Identify each line in the records below that contains the word "SECTOR", and copy it.

== DATA SHOWN ==

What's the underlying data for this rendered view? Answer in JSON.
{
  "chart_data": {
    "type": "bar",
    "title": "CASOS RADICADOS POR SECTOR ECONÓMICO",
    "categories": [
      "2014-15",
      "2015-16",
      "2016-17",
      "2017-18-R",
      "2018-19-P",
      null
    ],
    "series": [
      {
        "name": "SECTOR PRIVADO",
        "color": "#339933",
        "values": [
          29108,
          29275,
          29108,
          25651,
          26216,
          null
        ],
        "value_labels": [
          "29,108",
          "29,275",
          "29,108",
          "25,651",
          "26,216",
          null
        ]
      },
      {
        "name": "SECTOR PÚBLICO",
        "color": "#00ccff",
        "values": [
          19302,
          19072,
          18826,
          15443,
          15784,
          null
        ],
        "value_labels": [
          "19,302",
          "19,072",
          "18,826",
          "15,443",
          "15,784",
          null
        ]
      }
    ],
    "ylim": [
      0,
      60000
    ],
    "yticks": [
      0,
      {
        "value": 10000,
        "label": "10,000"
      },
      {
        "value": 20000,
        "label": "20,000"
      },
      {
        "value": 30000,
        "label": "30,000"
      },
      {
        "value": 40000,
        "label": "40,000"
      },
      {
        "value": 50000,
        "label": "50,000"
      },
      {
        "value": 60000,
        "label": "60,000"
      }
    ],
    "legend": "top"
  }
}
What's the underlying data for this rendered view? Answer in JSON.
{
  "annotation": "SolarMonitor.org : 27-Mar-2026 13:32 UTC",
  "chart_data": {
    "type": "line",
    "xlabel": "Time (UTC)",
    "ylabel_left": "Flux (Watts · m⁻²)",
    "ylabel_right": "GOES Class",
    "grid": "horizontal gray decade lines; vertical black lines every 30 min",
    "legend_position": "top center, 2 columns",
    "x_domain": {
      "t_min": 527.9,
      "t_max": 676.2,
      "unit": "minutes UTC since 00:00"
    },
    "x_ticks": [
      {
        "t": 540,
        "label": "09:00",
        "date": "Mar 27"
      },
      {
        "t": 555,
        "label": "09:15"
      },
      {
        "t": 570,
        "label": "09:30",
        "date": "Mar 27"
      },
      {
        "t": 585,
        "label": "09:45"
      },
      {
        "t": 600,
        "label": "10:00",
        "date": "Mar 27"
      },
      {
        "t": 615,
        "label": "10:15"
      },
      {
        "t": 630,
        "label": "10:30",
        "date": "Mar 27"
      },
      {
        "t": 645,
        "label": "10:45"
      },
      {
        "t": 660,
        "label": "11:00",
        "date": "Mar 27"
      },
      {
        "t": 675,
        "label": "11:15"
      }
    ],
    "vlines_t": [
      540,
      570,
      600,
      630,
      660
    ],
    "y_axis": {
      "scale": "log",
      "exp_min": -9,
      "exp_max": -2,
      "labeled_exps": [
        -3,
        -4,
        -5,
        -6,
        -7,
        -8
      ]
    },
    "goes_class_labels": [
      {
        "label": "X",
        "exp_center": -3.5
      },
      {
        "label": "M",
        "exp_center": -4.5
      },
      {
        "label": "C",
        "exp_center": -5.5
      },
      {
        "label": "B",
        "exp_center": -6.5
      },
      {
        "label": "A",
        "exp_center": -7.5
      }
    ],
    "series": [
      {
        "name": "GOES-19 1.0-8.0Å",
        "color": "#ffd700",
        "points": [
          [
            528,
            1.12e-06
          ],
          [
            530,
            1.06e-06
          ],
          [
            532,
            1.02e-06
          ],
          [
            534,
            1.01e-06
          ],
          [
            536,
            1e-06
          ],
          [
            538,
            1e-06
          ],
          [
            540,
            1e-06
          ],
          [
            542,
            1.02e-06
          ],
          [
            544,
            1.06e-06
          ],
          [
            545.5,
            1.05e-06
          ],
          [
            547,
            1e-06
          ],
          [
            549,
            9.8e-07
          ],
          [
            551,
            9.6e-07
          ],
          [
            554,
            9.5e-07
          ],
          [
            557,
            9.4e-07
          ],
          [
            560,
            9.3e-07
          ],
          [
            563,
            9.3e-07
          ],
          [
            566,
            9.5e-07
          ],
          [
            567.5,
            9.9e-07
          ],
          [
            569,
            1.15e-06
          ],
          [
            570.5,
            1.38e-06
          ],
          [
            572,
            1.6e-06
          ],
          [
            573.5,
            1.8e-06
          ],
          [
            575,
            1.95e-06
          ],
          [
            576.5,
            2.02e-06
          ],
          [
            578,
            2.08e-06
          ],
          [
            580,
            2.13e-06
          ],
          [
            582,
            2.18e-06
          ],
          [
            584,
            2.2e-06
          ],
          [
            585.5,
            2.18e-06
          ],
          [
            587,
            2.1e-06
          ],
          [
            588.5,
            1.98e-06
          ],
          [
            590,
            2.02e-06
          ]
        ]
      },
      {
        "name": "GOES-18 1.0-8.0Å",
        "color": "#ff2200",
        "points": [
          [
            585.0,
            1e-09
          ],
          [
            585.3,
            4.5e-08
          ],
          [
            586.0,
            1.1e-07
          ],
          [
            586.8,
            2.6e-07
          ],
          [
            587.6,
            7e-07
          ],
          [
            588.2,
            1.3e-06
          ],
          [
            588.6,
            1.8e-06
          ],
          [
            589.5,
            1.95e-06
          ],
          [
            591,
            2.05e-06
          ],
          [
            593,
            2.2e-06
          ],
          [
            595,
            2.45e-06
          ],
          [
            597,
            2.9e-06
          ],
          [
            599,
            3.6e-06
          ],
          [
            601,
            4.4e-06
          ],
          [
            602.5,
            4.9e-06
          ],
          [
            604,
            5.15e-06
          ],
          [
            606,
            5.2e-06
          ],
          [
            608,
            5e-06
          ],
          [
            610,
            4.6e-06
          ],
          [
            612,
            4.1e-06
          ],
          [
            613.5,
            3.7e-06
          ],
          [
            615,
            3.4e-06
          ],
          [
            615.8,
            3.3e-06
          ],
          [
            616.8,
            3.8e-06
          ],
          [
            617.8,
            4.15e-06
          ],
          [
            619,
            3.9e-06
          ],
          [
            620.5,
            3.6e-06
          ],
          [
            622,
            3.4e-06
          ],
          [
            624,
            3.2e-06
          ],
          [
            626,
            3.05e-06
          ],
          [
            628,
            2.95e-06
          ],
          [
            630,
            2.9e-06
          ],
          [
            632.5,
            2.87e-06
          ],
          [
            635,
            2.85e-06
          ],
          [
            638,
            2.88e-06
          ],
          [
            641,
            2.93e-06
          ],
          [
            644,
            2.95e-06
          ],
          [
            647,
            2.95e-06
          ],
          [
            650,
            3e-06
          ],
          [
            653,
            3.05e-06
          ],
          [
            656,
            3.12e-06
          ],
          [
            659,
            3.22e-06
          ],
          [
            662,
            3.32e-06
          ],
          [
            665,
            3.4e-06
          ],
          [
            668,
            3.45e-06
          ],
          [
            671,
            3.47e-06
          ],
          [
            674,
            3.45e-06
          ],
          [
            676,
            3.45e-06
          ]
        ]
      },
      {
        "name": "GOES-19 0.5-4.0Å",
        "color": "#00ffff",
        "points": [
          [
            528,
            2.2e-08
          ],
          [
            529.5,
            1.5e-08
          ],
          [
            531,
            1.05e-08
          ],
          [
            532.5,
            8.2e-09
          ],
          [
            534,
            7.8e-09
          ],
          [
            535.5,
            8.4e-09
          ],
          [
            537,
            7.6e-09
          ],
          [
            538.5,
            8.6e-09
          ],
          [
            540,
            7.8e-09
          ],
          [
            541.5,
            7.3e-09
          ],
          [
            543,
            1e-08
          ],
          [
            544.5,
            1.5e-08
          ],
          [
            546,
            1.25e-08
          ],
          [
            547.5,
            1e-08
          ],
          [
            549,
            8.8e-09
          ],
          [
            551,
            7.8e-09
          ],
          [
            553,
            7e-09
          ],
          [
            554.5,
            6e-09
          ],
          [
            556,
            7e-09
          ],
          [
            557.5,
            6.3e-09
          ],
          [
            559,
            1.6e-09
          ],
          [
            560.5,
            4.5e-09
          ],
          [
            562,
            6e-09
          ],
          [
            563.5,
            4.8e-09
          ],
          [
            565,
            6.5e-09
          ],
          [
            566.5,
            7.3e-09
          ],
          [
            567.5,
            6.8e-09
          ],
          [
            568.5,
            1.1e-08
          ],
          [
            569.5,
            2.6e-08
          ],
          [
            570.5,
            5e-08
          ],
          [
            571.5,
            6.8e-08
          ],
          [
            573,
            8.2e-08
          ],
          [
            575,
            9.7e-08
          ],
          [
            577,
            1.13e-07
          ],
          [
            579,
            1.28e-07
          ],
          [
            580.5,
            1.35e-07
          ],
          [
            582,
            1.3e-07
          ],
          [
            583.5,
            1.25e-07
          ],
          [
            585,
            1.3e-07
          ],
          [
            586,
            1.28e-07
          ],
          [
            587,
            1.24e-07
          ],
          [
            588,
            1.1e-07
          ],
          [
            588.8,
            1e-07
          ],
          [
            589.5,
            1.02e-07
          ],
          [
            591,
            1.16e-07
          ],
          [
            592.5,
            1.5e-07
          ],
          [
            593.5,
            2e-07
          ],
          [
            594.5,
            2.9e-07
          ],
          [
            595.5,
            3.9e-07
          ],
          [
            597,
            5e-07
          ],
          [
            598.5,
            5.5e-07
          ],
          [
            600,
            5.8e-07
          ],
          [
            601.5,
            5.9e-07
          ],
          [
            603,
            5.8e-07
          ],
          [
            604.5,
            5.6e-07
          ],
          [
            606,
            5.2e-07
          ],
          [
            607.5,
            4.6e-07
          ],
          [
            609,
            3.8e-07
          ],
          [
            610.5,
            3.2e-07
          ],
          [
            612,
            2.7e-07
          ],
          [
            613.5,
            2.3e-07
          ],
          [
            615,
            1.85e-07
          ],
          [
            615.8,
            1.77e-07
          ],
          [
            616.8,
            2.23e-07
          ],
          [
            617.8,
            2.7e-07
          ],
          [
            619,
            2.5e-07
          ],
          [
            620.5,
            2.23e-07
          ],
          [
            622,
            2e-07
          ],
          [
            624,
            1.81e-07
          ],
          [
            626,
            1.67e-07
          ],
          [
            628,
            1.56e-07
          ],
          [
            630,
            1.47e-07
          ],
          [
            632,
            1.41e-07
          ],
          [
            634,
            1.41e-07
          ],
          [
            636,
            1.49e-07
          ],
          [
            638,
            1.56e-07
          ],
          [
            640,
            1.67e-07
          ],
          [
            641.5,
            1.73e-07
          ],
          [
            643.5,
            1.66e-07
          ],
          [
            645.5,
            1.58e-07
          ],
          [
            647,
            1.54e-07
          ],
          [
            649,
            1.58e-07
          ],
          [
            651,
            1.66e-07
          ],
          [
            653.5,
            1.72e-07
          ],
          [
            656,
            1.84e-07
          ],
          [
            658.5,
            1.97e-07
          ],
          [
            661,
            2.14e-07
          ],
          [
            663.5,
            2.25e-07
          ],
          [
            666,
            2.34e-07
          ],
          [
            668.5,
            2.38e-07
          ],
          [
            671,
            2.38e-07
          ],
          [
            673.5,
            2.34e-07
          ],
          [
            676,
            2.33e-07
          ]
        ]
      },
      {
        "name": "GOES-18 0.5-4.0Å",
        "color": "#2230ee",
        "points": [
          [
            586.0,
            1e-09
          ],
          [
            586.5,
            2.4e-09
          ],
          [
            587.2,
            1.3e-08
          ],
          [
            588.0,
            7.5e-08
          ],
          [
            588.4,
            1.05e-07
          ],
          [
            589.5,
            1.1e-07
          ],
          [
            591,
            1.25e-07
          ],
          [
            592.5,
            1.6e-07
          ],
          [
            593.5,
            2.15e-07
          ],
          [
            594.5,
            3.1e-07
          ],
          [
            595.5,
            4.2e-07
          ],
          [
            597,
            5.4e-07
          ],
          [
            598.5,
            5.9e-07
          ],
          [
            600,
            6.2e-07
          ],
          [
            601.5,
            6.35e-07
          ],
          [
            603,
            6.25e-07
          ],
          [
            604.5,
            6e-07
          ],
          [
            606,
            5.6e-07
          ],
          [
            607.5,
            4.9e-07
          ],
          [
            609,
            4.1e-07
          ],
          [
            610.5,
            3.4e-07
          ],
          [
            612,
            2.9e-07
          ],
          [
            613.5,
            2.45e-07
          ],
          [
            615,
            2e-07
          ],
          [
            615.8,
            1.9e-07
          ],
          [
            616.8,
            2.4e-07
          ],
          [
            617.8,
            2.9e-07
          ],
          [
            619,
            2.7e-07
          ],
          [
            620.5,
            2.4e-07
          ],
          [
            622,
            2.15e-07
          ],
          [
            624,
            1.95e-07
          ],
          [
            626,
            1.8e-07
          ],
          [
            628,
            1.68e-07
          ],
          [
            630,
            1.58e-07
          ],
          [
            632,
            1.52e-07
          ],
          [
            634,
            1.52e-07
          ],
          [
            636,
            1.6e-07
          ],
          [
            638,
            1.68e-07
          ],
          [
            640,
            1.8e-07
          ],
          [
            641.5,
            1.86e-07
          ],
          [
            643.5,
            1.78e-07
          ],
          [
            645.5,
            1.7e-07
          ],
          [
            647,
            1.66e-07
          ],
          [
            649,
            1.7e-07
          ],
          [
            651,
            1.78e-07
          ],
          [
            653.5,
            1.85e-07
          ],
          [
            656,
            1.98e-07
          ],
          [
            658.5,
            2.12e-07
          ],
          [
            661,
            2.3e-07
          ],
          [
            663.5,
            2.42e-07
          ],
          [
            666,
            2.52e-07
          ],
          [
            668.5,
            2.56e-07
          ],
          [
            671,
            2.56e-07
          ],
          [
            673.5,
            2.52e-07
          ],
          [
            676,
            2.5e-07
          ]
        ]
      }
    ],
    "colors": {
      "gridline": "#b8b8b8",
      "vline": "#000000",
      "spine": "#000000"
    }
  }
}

===

EXERCISE SOLUTION:
    "title": "CASOS RADICADOS POR SECTOR ECONÓMICO",
        "name": "SECTOR PRIVADO",
        "name": "SECTOR PÚBLICO",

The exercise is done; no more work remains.